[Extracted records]

>>>>>

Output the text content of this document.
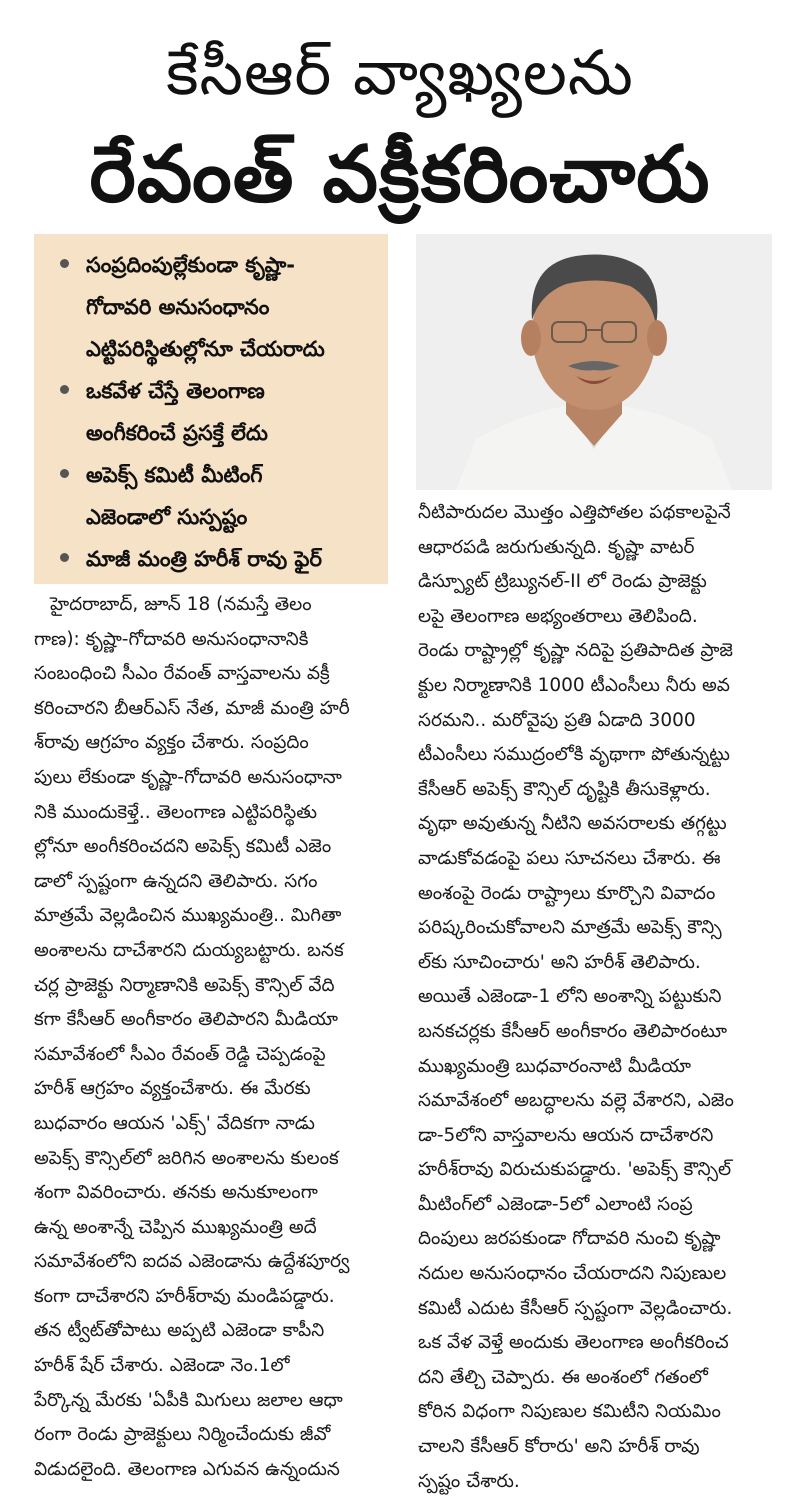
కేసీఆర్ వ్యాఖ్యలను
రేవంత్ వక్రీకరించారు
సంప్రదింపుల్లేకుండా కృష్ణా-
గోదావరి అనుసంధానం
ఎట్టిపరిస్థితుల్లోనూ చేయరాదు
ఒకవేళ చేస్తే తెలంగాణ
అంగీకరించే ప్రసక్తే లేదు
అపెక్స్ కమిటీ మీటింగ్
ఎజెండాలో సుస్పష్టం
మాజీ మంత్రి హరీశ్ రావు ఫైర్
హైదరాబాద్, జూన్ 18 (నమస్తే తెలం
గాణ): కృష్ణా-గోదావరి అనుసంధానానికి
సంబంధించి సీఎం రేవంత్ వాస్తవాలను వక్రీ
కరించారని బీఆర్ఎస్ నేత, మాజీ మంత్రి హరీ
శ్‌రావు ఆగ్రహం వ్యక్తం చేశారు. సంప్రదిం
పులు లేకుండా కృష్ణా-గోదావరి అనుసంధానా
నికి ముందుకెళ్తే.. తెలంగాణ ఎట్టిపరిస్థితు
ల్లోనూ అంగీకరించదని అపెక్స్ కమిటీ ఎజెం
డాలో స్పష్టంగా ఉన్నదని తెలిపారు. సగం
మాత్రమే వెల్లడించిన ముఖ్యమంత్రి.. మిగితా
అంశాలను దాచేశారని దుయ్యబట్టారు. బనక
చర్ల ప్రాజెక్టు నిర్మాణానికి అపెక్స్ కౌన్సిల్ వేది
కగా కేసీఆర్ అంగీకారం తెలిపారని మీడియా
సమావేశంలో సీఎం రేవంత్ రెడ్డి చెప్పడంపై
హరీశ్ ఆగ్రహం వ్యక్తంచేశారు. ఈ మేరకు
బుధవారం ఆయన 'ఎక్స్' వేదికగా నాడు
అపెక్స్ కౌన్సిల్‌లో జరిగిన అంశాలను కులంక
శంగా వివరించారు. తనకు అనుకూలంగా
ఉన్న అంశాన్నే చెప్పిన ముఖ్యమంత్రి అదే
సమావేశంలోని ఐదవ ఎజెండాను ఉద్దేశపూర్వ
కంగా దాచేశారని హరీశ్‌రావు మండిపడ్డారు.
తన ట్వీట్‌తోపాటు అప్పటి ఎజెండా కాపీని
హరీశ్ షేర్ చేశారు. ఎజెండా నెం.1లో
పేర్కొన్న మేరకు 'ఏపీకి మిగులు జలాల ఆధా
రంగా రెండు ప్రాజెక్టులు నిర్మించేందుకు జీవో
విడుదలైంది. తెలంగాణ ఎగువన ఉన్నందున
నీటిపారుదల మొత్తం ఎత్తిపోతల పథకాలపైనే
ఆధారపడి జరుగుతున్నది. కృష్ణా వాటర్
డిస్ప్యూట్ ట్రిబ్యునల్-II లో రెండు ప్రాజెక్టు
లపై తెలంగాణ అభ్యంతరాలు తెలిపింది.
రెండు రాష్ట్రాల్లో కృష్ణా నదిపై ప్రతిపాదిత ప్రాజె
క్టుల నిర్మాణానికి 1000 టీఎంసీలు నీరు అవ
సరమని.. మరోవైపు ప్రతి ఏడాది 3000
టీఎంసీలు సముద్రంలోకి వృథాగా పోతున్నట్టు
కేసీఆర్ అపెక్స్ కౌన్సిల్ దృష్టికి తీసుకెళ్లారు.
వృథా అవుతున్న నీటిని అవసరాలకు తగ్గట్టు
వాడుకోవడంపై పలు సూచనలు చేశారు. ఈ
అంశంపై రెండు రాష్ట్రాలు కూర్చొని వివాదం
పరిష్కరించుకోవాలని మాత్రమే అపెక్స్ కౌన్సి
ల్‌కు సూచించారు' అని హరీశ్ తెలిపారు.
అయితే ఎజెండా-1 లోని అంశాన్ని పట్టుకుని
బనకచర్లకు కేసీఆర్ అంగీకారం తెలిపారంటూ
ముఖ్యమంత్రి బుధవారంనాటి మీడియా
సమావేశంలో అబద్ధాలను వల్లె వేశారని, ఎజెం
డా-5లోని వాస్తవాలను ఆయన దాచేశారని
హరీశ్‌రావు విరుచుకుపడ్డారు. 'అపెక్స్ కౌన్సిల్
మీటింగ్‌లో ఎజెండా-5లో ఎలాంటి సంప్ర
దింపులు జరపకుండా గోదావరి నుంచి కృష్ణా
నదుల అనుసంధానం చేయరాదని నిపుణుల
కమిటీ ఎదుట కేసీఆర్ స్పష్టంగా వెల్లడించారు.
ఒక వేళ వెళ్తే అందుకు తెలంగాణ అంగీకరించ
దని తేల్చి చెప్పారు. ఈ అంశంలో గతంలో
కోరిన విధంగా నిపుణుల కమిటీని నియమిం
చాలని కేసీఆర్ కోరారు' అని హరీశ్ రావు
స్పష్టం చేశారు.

<<<<<

• _WRITTEN EXERCISE_:
Quote every entry exactly, with the pictures omitted.

• _ANSWER TO THIS EXERCISE_:
Output the text content of this document.
కేసీఆర్ వ్యాఖ్యలను
రేవంత్ వక్రీకరించారు
సంప్రదింపుల్లేకుండా కృష్ణా-
గోదావరి అనుసంధానం
ఎట్టిపరిస్థితుల్లోనూ చేయరాదు
ఒకవేళ చేస్తే తెలంగాణ
అంగీకరించే ప్రసక్తే లేదు
అపెక్స్ కమిటీ మీటింగ్
ఎజెండాలో సుస్పష్టం
మాజీ మంత్రి హరీశ్ రావు ఫైర్
హైదరాబాద్, జూన్ 18 (నమస్తే తెలం
గాణ): కృష్ణా-గోదావరి అనుసంధానానికి
సంబంధించి సీఎం రేవంత్ వాస్తవాలను వక్రీ
కరించారని బీఆర్ఎస్ నేత, మాజీ మంత్రి హరీ
శ్‌రావు ఆగ్రహం వ్యక్తం చేశారు. సంప్రదిం
పులు లేకుండా కృష్ణా-గోదావరి అనుసంధానా
నికి ముందుకెళ్తే.. తెలంగాణ ఎట్టిపరిస్థితు
ల్లోనూ అంగీకరించదని అపెక్స్ కమిటీ ఎజెం
డాలో స్పష్టంగా ఉన్నదని తెలిపారు. సగం
మాత్రమే వెల్లడించిన ముఖ్యమంత్రి.. మిగితా
అంశాలను దాచేశారని దుయ్యబట్టారు. బనక
చర్ల ప్రాజెక్టు నిర్మాణానికి అపెక్స్ కౌన్సిల్ వేది
కగా కేసీఆర్ అంగీకారం తెలిపారని మీడియా
సమావేశంలో సీఎం రేవంత్ రెడ్డి చెప్పడంపై
హరీశ్ ఆగ్రహం వ్యక్తంచేశారు. ఈ మేరకు
బుధవారం ఆయన 'ఎక్స్' వేదికగా నాడు
అపెక్స్ కౌన్సిల్‌లో జరిగిన అంశాలను కులంక
శంగా వివరించారు. తనకు అనుకూలంగా
ఉన్న అంశాన్నే చెప్పిన ముఖ్యమంత్రి అదే
సమావేశంలోని ఐదవ ఎజెండాను ఉద్దేశపూర్వ
కంగా దాచేశారని హరీశ్‌రావు మండిపడ్డారు.
తన ట్వీట్‌తోపాటు అప్పటి ఎజెండా కాపీని
హరీశ్ షేర్ చేశారు. ఎజెండా నెం.1లో
పేర్కొన్న మేరకు 'ఏపీకి మిగులు జలాల ఆధా
రంగా రెండు ప్రాజెక్టులు నిర్మించేందుకు జీవో
విడుదలైంది. తెలంగాణ ఎగువన ఉన్నందున
నీటిపారుదల మొత్తం ఎత్తిపోతల పథకాలపైనే
ఆధారపడి జరుగుతున్నది. కృష్ణా వాటర్
డిస్ప్యూట్ ట్రిబ్యునల్-II లో రెండు ప్రాజెక్టు
లపై తెలంగాణ అభ్యంతరాలు తెలిపింది.
రెండు రాష్ట్రాల్లో కృష్ణా నదిపై ప్రతిపాదిత ప్రాజె
క్టుల నిర్మాణానికి 1000 టీఎంసీలు నీరు అవ
సరమని.. మరోవైపు ప్రతి ఏడాది 3000
టీఎంసీలు సముద్రంలోకి వృథాగా పోతున్నట్టు
కేసీఆర్ అపెక్స్ కౌన్సిల్ దృష్టికి తీసుకెళ్లారు.
వృథా అవుతున్న నీటిని అవసరాలకు తగ్గట్టు
వాడుకోవడంపై పలు సూచనలు చేశారు. ఈ
అంశంపై రెండు రాష్ట్రాలు కూర్చొని వివాదం
పరిష్కరించుకోవాలని మాత్రమే అపెక్స్ కౌన్సి
ల్‌కు సూచించారు' అని హరీశ్ తెలిపారు.
అయితే ఎజెండా-1 లోని అంశాన్ని పట్టుకుని
బనకచర్లకు కేసీఆర్ అంగీకారం తెలిపారంటూ
ముఖ్యమంత్రి బుధవారంనాటి మీడియా
సమావేశంలో అబద్ధాలను వల్లె వేశారని, ఎజెం
డా-5లోని వాస్తవాలను ఆయన దాచేశారని
హరీశ్‌రావు విరుచుకుపడ్డారు. 'అపెక్స్ కౌన్సిల్
మీటింగ్‌లో ఎజెండా-5లో ఎలాంటి సంప్ర
దింపులు జరపకుండా గోదావరి నుంచి కృష్ణా
నదుల అనుసంధానం చేయరాదని నిపుణుల
కమిటీ ఎదుట కేసీఆర్ స్పష్టంగా వెల్లడించారు.
ఒక వేళ వెళ్తే అందుకు తెలంగాణ అంగీకరించ
దని తేల్చి చెప్పారు. ఈ అంశంలో గతంలో
కోరిన విధంగా నిపుణుల కమిటీని నియమిం
చాలని కేసీఆర్ కోరారు' అని హరీశ్ రావు
స్పష్టం చేశారు.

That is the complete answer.